Solaris 共通デスクトップ環境 プログラマーズ・ガイド

完全な印刷統合

完全な印刷統合をするためには、アプリケーションは次の条件を備えていなければなりません。

デスクトップ印刷環境変数

完全に統合された印刷機能を持つためには、アプリケーションは、次の 4 つの環境変数を参照しなければなりません。LPDEST 変数は、とくに重要です。これによってユーザは、特定のプリンタ・ドロップ領域を使用して印刷の出力先を選択できます。

印刷環境変数 

説明 

LPDEST

指定された値をファイルのプリンタ出力先として使います。この変数が設定されていない場合には、アプリケーションのデフォルトの印刷装置が使用されます。 

DTPRINTUSERFILENAME

印刷ダイアログまたは印刷出力に表示されるファイルの名前を指定します。この変数が設定されていない場合には、実際のファイル名が使用されます。

DTPRINTSILENT

印刷ダイアログ・ボックスを表示するかどうかを指定します。この変数に True が設定されているときには、印刷ダイアログは表示されません。この変数が設定されていない場合には、印刷ダイアログ・ボックスが表示されます。

DTPRINTFILEREMOVE

この変数に True が設定されているときには、印刷したあと、そのファイルは削除されます。この機能は、印刷後は保存しておく必要がない一時ファイルを対象としています。この変数が設定されていない場合には、ファイルは削除されません。

__解く問題__:
(1) 印刷統合についての文章から、「デスクトップ印刷環境変数」という言葉を含むところで始まり「トの印刷装置が使用されます。」で終わる部分を、そのまま写して返してください。
(2) 印刷統合についての文章を読んで、次の問いに答えてください。
(a) LPDEST が設定されていない場合、何が使われますか。
(b) DTPRINTSILENT に True が設定されているときは、何が表示されませんか。
(c) DTPRINTFILEREMOVE の機能は、どんなファイルを対象にしていますか。
(3) 印刷統合についての文章の続きを、最後の文のあとから書いてください。

__保存データ__:
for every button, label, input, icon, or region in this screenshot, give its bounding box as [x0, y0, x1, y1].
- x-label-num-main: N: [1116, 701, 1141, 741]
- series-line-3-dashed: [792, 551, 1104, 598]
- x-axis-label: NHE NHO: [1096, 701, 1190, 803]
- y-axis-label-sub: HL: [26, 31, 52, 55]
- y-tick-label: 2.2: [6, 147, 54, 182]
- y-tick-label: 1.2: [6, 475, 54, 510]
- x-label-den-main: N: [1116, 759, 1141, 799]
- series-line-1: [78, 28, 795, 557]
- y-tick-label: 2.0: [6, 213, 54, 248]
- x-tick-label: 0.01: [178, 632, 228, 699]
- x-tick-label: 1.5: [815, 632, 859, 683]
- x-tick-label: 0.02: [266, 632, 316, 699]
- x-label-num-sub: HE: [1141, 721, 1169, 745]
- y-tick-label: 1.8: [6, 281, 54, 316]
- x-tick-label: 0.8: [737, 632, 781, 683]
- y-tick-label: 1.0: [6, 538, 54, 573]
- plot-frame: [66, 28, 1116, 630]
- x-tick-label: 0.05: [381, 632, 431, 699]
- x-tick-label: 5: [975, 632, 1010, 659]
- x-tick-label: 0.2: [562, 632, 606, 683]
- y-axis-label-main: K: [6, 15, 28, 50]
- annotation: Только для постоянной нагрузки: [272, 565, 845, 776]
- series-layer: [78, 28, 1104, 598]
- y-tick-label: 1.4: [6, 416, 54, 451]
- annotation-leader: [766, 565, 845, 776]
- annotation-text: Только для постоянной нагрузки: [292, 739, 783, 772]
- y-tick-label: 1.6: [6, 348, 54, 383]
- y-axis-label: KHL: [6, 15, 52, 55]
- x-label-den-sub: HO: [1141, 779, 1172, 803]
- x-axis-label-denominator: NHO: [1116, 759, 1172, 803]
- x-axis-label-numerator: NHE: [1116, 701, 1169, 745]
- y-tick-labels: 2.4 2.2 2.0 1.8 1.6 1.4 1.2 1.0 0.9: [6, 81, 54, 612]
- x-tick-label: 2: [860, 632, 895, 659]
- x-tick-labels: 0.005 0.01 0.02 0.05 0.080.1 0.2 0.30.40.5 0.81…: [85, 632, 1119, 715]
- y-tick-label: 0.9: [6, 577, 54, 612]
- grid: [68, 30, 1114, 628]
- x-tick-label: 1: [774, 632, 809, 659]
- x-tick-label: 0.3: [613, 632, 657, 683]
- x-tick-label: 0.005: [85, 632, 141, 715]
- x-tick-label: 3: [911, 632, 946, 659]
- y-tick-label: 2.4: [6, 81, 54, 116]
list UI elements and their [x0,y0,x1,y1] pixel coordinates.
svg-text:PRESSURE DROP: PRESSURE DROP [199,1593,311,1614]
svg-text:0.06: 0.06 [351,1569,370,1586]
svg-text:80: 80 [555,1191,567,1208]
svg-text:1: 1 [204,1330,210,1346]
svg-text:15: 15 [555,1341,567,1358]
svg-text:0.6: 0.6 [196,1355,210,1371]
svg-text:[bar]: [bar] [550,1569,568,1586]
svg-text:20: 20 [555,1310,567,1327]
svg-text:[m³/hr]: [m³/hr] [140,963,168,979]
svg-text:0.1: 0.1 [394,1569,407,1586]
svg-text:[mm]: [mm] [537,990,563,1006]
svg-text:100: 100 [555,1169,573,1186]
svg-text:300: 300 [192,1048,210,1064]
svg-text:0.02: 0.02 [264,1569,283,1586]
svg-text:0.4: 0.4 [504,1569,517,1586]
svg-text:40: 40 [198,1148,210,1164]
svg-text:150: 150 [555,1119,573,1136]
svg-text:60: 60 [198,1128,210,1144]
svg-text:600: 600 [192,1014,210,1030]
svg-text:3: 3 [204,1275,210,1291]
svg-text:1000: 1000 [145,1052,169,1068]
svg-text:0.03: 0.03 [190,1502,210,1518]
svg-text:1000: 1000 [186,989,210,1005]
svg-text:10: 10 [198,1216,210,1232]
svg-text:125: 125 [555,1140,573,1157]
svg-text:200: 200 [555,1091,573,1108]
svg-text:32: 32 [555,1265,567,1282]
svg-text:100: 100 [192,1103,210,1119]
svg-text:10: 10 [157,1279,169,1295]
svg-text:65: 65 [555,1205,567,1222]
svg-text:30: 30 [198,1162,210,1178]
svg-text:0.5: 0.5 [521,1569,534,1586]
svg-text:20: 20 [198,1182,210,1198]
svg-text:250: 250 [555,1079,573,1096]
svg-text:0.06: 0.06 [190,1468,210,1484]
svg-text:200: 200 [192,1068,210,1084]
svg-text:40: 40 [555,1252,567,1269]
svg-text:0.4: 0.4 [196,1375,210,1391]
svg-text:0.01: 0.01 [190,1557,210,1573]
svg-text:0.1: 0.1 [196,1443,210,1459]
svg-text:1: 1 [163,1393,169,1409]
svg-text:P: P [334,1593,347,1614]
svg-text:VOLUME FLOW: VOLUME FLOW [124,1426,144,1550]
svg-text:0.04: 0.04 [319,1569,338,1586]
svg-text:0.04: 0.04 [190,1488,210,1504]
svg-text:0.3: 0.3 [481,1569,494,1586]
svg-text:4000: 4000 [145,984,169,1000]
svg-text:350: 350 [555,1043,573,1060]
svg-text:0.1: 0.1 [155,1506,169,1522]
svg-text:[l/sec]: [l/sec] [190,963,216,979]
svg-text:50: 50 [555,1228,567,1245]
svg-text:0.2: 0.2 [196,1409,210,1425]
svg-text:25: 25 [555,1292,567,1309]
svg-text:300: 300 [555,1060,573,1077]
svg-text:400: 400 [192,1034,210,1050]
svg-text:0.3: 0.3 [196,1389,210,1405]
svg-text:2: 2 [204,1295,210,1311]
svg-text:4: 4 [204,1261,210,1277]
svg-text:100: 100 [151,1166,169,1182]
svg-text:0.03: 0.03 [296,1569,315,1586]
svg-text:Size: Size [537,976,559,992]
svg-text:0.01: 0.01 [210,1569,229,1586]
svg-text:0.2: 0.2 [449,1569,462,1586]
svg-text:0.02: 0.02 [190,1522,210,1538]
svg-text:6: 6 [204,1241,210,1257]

__各問題の答え__:
(1)
デスクトップ印刷環境変数

完全に統合された印刷機能を持つためには、アプリケーションは、次の 4 つの環境変数を参照しなければなりません。LPDEST 変数は、とくに重要です。これによってユーザは、特定のプリンタ・ドロップ領域を使用して印刷の出力先を選択できます。

印刷環境変数 

説明 

LPDEST

指定された値をファイルのプリンタ出力先として使います。この変数が設定されていない場合には、アプリケーションのデフォルトの印刷装置が使用されます。

(2)
(a) アプリケーションのデフォルトの印刷装置
(b) 印刷ダイアログ
(c) 印刷後は保存しておく必要がない一時ファイル

(3)
完全に統合された印刷アクション

印刷アクションは、登録パッケージの一部分であり、構成ファイル app_root/dt/appconfig/types/<language>/name.dt の中で提供されます。

印刷アクションが、「デスクトップ印刷環境変数」で示した 4 つの環境変数を参照するプログラムを実行する場合には、データ型は完全に統合されています。印刷アクションは、アプリケーションのデータ型に応じて書かなければならず、1 つのファイルだけを受け入れなければなりません。

たとえば、次の印刷アクションは、ThisAppData という名前のデータ型に固有です。

ACTION Print 
{
 	ARG_TYPE			ThisAppData
 	EXEC_STRING		print_command -file %(file)Arg_1% 
}

アプリケーションが ToolTalk の印刷要求を処理する場合には、印刷アクションは、次のアクションの変形で送ることができます。(4 つの環境変数のどれかが設定されていない場合には、対応するメッセージ引き数はヌルになります。メッセージ引き数がヌルのときのデフォルトの解釈については、「デスクトップ印刷環境変数」を参照してください。)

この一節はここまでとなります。